● **STORED ROWS**:
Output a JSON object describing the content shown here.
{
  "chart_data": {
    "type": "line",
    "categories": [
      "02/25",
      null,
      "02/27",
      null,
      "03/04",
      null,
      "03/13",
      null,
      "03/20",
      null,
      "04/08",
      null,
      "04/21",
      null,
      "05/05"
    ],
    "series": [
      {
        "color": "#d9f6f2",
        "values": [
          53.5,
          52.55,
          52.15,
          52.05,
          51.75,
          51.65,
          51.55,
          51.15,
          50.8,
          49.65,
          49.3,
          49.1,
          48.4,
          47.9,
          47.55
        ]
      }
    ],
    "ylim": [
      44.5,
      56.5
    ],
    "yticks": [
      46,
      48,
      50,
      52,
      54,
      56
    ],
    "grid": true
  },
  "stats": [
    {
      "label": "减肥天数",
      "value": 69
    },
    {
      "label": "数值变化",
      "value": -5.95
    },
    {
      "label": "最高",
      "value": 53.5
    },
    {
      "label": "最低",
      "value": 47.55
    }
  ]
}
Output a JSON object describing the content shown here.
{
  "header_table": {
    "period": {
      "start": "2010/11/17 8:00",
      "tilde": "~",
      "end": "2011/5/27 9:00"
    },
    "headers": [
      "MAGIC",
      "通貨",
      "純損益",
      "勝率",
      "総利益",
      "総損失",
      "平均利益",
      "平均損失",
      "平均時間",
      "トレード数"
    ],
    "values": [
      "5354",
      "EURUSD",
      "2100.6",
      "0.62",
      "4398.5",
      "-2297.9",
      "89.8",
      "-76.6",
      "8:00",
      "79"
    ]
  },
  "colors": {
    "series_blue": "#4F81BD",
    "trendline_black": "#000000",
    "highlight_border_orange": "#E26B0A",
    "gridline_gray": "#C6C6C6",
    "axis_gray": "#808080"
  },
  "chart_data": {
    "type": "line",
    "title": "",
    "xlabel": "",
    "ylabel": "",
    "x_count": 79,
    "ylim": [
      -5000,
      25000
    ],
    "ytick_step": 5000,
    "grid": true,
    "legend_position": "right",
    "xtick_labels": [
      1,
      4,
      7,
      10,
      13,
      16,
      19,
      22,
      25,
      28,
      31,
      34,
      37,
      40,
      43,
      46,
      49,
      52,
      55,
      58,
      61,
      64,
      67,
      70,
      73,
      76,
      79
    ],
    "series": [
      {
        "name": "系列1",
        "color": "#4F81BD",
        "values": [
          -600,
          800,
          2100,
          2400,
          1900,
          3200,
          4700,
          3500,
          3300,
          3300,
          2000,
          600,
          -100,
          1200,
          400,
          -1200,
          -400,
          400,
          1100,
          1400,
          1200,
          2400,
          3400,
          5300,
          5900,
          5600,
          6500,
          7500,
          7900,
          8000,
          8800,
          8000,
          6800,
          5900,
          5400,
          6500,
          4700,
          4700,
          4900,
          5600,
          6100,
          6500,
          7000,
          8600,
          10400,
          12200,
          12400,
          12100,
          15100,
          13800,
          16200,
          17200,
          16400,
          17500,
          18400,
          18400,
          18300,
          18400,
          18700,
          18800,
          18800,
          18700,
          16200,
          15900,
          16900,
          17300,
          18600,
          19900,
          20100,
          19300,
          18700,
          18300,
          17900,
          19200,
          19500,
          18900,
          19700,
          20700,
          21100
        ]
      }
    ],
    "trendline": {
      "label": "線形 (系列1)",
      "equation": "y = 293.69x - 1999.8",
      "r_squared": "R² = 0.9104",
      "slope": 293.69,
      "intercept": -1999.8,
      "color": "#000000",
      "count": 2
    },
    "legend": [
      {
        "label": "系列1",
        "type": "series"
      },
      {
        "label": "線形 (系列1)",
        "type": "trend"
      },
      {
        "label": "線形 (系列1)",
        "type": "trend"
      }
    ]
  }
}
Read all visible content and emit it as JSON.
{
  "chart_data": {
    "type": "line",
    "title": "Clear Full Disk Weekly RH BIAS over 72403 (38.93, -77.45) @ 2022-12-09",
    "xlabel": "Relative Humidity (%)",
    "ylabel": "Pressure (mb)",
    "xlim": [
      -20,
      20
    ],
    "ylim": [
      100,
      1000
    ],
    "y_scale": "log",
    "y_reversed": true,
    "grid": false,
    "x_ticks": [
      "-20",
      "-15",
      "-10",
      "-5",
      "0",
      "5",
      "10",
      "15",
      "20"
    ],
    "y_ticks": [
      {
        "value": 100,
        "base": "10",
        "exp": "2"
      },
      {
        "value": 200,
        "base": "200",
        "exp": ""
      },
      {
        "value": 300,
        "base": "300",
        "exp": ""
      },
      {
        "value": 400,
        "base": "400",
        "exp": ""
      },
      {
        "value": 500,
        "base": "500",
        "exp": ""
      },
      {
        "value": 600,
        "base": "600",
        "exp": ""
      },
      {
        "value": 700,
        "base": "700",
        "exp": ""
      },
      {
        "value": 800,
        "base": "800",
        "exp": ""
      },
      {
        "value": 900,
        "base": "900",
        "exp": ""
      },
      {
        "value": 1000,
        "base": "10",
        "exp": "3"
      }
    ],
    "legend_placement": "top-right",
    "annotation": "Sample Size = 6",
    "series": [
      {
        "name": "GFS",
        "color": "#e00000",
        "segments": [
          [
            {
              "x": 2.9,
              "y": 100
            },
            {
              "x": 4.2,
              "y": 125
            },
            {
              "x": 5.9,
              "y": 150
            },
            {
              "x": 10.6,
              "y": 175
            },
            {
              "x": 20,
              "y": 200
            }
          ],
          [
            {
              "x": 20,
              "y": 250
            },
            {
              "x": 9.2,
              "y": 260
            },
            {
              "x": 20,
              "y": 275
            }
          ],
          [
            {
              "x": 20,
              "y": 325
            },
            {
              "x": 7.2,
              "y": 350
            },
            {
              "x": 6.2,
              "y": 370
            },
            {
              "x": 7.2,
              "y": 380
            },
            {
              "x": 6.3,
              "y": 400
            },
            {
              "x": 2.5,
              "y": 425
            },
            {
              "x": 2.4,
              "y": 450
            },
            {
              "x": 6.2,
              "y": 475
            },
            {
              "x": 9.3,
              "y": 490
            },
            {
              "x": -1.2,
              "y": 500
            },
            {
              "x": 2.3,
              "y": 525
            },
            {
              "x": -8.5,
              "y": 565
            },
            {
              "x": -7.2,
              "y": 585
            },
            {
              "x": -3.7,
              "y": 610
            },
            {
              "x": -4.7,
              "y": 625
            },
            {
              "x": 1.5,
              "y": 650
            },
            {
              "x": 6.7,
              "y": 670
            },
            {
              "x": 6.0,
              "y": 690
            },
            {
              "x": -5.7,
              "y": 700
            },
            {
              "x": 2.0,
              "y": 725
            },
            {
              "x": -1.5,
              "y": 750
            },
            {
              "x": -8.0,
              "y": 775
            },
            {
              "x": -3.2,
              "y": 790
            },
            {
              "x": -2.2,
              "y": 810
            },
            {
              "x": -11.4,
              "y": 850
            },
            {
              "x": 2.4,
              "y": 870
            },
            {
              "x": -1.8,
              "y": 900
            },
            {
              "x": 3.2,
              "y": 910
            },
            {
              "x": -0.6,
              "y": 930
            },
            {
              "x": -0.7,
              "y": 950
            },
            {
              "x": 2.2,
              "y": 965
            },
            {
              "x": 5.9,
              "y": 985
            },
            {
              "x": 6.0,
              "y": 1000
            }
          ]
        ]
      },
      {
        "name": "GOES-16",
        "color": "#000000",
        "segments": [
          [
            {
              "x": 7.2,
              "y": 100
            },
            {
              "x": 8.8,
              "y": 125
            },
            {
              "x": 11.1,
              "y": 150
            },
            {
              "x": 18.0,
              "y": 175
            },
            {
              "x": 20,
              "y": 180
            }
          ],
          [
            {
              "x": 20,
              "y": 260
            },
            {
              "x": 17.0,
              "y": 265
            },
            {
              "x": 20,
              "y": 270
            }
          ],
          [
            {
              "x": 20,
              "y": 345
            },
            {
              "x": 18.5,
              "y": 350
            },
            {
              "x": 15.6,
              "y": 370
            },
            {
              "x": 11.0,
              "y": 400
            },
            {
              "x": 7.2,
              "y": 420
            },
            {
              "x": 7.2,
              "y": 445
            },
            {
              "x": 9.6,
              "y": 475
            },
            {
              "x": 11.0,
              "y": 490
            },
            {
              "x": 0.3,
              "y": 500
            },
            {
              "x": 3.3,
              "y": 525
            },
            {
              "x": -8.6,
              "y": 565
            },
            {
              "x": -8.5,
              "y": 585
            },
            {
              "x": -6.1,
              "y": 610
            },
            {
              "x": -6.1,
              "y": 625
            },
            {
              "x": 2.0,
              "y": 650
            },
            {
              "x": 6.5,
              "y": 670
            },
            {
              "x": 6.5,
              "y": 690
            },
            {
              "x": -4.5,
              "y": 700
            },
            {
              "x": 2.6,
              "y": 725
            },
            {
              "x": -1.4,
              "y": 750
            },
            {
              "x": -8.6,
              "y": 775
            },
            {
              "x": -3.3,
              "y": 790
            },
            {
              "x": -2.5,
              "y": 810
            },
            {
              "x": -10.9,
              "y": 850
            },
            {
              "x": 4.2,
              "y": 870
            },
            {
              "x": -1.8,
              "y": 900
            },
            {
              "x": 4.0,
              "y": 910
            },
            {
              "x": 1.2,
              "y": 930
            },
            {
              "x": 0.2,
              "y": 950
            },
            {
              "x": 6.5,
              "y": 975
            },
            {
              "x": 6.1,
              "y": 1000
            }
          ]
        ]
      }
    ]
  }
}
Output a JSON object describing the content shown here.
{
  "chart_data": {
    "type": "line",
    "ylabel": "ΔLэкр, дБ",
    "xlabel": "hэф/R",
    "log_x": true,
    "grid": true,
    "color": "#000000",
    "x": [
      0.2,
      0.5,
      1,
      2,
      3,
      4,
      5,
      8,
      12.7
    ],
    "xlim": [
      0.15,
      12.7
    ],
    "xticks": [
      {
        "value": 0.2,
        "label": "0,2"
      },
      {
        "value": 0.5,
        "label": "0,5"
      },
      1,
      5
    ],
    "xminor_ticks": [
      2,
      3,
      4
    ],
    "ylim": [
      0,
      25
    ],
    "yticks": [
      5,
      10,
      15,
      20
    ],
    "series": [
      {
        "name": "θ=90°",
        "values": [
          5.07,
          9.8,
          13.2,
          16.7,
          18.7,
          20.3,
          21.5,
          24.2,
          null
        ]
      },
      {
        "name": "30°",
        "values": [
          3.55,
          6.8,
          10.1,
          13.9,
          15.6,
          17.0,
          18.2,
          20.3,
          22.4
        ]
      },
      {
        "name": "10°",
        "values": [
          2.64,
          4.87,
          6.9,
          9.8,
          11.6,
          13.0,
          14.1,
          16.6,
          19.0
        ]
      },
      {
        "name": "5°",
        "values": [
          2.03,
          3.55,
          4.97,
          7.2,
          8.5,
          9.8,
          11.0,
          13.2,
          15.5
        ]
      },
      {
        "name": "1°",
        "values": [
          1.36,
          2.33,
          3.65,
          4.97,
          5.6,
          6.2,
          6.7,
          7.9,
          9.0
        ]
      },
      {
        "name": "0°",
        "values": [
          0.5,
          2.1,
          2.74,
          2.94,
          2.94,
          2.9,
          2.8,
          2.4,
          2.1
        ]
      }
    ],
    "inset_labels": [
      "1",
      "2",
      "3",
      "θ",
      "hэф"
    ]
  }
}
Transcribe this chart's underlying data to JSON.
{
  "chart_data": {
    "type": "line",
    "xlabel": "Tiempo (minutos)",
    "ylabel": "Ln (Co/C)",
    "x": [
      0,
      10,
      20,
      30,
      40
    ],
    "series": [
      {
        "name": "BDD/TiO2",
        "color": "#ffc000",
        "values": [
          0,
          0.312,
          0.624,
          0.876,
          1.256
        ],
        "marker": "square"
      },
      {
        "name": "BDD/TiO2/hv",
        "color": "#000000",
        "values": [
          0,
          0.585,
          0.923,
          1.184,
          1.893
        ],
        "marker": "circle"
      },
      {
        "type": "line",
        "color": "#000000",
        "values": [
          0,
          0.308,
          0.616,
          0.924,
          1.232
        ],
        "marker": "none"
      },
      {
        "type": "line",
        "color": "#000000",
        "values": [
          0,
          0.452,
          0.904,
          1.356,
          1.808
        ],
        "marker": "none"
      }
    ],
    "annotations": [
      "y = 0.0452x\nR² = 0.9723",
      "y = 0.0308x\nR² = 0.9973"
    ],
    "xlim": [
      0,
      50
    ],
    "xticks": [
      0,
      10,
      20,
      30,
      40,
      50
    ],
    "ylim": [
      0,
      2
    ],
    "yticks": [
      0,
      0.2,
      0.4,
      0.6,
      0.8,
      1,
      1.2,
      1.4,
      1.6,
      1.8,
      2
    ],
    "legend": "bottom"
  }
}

● **PROBLEM DETAILS**: Reproduce every line of the listing above in which the string "base" appears.

● **WRITTEN RESPONSE**:
        "base": "10",
        "base": "200",
        "base": "300",
        "base": "400",
        "base": "500",
        "base": "600",
        "base": "700",
        "base": "800",
        "base": "900",
        "base": "10",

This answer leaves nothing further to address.